(Entries from a dataset)
"""

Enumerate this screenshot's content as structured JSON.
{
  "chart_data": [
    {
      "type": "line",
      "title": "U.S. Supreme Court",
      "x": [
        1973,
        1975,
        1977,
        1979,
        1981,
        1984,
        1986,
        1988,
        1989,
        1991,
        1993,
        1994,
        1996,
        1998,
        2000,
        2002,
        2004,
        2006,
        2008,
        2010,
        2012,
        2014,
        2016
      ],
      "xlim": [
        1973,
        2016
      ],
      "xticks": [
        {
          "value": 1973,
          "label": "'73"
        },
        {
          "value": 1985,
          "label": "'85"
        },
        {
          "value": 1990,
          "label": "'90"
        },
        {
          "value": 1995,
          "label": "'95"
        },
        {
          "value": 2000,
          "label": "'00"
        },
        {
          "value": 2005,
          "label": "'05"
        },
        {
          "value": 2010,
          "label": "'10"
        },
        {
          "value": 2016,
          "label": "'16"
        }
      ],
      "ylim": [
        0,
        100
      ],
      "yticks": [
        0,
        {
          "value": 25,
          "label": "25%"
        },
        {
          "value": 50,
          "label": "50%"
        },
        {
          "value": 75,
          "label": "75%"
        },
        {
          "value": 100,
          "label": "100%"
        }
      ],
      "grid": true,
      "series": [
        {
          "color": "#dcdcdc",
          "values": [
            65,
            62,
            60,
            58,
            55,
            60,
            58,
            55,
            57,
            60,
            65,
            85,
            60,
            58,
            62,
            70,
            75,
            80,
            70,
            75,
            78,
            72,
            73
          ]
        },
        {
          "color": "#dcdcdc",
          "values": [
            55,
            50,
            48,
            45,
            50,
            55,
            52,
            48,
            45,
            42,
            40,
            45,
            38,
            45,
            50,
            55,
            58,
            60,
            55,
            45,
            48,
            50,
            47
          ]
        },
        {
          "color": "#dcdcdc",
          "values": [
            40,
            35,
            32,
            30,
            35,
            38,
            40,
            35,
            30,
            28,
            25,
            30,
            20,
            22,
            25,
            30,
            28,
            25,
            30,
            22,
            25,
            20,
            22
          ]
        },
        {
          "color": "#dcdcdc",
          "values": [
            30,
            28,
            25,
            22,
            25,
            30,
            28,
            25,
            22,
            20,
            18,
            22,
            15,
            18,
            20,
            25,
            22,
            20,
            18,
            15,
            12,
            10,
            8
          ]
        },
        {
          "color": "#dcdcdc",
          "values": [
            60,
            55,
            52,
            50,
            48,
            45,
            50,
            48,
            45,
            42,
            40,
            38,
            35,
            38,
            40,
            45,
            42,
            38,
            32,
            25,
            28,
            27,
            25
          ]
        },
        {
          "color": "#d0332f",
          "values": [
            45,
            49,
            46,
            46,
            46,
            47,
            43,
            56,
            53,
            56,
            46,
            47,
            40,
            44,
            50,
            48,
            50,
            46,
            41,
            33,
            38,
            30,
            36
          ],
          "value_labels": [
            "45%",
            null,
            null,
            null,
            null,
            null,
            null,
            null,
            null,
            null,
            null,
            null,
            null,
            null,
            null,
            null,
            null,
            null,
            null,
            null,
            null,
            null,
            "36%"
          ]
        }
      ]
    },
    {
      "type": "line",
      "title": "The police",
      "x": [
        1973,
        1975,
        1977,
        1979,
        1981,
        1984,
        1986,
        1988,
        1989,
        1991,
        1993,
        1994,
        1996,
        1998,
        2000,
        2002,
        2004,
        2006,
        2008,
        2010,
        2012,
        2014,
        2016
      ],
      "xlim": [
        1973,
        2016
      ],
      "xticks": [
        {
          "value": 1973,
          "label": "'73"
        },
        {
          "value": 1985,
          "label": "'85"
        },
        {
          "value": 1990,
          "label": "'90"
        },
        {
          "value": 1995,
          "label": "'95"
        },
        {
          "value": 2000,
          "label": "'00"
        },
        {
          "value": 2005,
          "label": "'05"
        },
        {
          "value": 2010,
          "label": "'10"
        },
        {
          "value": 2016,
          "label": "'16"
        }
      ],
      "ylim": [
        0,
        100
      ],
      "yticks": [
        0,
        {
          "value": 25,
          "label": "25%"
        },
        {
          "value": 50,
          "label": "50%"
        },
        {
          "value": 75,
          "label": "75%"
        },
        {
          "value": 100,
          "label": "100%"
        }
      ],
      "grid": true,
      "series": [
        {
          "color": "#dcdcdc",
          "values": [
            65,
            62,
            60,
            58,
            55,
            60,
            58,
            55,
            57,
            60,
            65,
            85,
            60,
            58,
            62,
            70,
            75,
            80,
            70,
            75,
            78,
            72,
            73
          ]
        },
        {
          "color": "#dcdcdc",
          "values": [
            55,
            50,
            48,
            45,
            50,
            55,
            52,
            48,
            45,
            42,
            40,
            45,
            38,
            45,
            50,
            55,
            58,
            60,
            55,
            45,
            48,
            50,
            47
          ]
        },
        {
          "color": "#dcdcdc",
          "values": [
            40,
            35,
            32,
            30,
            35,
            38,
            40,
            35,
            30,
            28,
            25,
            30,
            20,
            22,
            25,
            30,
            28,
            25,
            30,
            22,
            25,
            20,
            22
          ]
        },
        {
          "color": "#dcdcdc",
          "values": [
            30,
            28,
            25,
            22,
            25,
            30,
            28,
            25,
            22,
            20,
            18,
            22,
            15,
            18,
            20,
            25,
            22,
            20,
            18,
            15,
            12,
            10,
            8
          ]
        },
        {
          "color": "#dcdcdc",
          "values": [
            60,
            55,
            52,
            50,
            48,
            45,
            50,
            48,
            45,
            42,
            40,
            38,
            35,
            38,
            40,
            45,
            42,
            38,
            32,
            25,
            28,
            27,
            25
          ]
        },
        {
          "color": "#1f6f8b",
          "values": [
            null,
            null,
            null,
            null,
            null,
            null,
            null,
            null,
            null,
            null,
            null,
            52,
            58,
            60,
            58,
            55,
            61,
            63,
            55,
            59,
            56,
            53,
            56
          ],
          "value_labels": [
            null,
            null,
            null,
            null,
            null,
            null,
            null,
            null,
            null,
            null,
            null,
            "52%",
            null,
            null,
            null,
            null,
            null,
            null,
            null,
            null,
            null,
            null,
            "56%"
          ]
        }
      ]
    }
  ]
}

"""
"""

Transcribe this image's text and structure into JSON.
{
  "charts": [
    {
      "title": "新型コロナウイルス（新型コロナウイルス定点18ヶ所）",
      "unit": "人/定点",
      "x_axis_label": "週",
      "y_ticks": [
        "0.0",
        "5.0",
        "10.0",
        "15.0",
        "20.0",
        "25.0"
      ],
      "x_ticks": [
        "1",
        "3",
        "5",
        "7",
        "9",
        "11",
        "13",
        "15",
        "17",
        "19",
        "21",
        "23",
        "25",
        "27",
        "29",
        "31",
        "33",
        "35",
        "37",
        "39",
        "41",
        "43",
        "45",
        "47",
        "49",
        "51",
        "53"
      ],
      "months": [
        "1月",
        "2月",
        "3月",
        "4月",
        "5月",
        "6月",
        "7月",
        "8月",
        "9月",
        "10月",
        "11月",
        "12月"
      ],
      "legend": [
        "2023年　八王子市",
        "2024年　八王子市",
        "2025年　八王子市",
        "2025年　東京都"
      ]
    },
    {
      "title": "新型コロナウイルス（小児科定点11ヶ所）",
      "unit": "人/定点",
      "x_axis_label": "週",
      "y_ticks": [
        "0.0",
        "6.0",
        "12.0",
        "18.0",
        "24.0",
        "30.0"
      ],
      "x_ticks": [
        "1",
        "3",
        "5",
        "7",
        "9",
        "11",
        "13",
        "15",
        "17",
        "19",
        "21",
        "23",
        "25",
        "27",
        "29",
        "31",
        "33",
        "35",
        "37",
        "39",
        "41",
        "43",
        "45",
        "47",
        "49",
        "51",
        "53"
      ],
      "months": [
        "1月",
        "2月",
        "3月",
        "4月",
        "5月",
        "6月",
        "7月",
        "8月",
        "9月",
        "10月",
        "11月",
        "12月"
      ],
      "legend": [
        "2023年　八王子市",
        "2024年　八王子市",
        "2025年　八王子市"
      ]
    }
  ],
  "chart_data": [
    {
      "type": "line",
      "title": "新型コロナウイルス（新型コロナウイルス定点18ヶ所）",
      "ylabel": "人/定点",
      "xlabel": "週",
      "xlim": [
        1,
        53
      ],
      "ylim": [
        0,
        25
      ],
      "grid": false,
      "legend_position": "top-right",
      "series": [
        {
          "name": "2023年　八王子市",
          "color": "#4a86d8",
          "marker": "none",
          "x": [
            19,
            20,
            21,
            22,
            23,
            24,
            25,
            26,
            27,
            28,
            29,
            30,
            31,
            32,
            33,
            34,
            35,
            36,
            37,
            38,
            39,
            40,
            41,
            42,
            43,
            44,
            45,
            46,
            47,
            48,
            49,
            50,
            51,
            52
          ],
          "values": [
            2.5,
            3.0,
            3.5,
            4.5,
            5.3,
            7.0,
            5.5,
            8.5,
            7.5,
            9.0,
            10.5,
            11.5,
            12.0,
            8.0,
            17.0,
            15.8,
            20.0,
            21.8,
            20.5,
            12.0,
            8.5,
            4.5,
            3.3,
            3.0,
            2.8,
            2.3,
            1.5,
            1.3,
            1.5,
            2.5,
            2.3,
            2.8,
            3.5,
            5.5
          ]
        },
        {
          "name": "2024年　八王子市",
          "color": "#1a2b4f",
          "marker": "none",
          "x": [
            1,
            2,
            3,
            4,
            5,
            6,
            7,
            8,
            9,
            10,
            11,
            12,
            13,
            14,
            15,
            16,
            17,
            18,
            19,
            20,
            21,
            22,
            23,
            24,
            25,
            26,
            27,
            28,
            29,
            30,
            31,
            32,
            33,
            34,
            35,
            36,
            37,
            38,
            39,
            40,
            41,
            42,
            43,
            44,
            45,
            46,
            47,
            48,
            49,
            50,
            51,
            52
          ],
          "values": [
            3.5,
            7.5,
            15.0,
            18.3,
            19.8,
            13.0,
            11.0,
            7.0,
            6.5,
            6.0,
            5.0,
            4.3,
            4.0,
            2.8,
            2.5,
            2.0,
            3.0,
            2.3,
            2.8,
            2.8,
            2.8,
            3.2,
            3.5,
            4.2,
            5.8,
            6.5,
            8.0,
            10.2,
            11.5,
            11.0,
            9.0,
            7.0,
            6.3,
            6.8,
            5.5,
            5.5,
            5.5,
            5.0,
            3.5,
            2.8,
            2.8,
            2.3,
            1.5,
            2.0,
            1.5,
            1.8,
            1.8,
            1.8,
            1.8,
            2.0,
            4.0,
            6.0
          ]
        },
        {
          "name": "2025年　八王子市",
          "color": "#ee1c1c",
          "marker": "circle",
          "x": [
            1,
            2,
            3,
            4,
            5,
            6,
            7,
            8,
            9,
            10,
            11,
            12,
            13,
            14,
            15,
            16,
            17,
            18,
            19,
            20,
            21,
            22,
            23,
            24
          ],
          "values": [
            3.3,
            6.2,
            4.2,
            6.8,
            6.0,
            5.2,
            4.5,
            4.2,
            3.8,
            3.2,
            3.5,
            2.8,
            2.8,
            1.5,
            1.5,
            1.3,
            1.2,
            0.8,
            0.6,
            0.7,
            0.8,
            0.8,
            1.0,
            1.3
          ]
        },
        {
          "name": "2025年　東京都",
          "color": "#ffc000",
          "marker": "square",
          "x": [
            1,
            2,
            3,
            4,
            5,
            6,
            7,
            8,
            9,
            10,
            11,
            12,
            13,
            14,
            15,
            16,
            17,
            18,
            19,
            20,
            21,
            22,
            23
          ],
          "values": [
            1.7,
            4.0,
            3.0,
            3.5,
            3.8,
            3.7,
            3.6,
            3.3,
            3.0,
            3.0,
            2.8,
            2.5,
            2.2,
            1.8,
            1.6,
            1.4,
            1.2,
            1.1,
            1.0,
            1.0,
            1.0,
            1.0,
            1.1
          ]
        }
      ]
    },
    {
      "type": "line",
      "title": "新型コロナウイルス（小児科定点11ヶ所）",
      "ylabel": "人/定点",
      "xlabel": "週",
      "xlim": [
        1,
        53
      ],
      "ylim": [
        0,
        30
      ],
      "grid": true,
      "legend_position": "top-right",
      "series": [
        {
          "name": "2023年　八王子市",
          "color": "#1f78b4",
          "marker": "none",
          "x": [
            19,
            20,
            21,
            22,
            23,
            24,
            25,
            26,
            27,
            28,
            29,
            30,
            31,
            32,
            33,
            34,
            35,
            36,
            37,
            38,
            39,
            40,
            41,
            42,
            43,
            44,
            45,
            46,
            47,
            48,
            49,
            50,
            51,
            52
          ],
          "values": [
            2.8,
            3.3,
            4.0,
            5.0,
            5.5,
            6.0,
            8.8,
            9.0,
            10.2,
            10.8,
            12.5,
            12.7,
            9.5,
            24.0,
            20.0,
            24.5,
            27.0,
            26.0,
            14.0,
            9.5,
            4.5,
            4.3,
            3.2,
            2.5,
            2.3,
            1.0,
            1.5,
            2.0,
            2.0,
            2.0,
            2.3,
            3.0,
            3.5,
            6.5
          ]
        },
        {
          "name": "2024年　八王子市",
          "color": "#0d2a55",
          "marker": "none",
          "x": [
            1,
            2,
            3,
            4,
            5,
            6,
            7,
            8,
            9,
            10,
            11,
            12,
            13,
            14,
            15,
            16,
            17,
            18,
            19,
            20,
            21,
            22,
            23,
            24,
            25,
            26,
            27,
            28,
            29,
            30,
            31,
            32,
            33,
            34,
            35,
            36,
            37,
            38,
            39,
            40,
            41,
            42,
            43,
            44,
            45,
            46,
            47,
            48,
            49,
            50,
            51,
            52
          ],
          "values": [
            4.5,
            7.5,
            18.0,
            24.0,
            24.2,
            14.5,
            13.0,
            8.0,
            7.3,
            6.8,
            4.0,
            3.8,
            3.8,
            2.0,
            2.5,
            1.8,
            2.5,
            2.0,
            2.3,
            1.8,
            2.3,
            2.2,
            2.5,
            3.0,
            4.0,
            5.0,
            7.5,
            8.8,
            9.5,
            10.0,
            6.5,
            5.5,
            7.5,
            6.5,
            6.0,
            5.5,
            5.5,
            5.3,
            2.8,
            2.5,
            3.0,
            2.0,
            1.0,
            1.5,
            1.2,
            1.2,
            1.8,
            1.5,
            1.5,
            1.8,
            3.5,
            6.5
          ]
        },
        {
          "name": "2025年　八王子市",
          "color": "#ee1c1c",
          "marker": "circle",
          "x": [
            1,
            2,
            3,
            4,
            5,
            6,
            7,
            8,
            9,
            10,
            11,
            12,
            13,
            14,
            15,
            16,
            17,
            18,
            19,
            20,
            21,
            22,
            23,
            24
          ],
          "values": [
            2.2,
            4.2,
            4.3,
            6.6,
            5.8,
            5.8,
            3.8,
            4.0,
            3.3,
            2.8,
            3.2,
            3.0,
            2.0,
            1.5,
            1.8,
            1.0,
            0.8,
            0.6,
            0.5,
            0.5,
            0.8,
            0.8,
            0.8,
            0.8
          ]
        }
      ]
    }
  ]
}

"""
"""

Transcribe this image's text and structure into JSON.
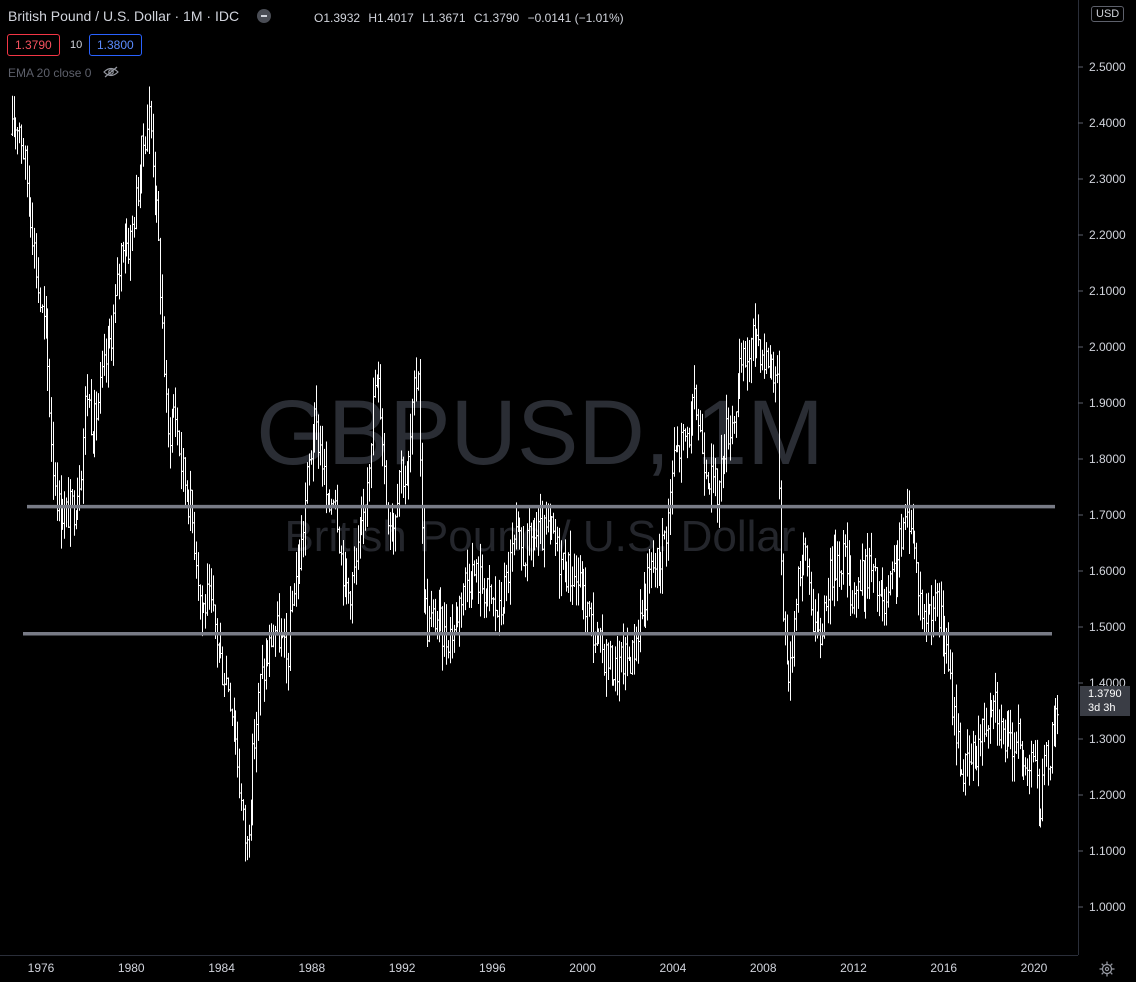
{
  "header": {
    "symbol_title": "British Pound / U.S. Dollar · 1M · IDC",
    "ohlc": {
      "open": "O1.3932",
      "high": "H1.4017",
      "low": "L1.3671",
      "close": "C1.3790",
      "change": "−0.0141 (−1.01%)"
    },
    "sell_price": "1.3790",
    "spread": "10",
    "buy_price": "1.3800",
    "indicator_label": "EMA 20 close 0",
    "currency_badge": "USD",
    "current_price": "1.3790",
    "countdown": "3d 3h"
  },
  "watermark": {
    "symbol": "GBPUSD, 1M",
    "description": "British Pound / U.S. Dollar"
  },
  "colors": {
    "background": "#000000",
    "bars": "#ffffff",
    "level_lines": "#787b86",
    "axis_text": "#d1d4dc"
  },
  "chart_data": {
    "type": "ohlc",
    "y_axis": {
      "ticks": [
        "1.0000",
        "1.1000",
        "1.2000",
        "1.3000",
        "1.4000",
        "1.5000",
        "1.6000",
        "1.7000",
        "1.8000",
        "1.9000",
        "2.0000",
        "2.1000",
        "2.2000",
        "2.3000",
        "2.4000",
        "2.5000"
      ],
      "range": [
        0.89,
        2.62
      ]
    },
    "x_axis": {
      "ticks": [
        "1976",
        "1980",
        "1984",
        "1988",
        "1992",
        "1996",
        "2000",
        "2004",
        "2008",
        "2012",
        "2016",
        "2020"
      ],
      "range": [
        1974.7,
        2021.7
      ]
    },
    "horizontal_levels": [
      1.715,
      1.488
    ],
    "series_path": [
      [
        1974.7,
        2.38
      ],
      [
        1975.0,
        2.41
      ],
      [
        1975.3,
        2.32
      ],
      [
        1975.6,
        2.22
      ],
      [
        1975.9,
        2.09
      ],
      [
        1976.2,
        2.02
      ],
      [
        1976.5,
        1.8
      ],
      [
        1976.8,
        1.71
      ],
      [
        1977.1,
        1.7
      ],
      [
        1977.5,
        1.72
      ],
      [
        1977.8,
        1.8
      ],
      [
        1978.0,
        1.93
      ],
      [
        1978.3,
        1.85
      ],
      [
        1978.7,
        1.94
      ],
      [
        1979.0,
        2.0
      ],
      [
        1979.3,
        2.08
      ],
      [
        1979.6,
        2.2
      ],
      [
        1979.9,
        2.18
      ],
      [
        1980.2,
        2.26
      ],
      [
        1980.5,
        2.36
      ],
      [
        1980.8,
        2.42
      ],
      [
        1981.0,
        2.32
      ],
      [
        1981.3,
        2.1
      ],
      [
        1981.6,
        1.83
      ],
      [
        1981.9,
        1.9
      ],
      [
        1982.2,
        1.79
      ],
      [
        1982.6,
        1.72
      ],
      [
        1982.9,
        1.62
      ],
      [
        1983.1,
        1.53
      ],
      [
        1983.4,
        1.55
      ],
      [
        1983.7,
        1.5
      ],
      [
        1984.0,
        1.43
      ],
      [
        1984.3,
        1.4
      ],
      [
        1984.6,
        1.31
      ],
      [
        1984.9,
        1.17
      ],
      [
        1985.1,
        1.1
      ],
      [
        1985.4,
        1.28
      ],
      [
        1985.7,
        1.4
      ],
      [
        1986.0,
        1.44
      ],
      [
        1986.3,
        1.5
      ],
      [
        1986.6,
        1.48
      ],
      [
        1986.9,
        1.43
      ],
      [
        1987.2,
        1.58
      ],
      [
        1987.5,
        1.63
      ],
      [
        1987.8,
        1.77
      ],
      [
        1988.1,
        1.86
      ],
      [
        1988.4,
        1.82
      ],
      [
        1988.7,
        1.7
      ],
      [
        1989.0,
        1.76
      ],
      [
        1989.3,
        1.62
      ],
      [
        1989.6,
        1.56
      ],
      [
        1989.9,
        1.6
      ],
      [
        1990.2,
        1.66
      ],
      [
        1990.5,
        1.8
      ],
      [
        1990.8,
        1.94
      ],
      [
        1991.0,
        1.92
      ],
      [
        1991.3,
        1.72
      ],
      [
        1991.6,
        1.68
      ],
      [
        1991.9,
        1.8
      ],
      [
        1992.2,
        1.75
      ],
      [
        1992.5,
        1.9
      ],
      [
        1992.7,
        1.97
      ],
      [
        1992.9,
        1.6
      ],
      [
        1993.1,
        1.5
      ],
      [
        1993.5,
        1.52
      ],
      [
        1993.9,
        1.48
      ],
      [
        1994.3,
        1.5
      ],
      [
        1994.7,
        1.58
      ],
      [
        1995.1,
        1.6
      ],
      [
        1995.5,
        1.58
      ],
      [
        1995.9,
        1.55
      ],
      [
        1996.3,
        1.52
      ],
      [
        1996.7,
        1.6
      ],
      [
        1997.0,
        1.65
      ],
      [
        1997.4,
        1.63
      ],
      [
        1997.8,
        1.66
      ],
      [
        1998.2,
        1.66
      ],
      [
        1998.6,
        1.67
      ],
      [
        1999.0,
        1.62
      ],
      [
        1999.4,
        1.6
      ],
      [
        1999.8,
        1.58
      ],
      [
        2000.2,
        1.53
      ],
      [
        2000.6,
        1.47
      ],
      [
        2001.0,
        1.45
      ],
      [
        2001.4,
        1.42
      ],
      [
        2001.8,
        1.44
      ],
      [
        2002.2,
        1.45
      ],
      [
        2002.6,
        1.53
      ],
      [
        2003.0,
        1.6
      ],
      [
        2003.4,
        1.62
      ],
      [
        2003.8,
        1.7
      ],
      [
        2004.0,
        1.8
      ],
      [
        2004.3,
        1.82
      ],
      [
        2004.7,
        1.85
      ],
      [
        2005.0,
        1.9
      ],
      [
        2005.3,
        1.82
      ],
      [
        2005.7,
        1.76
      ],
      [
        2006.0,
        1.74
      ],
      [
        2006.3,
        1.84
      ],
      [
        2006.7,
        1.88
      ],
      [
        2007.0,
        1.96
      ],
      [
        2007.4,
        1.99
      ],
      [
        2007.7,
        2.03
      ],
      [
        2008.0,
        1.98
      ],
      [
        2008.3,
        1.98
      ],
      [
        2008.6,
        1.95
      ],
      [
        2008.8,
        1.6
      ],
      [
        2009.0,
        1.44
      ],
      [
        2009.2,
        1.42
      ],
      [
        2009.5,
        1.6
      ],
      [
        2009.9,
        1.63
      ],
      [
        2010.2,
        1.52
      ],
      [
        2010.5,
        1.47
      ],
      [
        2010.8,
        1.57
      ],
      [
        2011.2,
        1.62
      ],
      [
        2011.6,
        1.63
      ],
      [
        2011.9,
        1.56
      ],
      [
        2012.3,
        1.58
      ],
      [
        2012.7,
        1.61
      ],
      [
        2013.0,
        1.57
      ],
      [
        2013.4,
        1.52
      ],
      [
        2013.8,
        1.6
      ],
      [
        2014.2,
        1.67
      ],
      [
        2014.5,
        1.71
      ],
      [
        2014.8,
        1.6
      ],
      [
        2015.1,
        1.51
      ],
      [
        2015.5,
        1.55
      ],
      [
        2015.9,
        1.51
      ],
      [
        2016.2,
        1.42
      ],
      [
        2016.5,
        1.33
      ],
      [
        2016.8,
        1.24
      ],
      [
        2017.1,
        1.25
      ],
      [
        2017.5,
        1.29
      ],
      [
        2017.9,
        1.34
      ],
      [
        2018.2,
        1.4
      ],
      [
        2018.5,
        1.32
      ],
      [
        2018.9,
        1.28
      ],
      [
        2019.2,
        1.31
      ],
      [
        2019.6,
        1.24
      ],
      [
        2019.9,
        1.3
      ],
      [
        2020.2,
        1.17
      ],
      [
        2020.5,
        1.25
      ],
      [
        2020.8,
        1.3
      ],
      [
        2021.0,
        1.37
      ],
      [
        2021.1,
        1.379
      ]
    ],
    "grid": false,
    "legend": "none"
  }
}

"""

Work to complete: Check every line of the data above for the string "close", and copy those that have it.

Response:
      "close": "C1.3790",
    "indicator_label": "EMA 20 close 0",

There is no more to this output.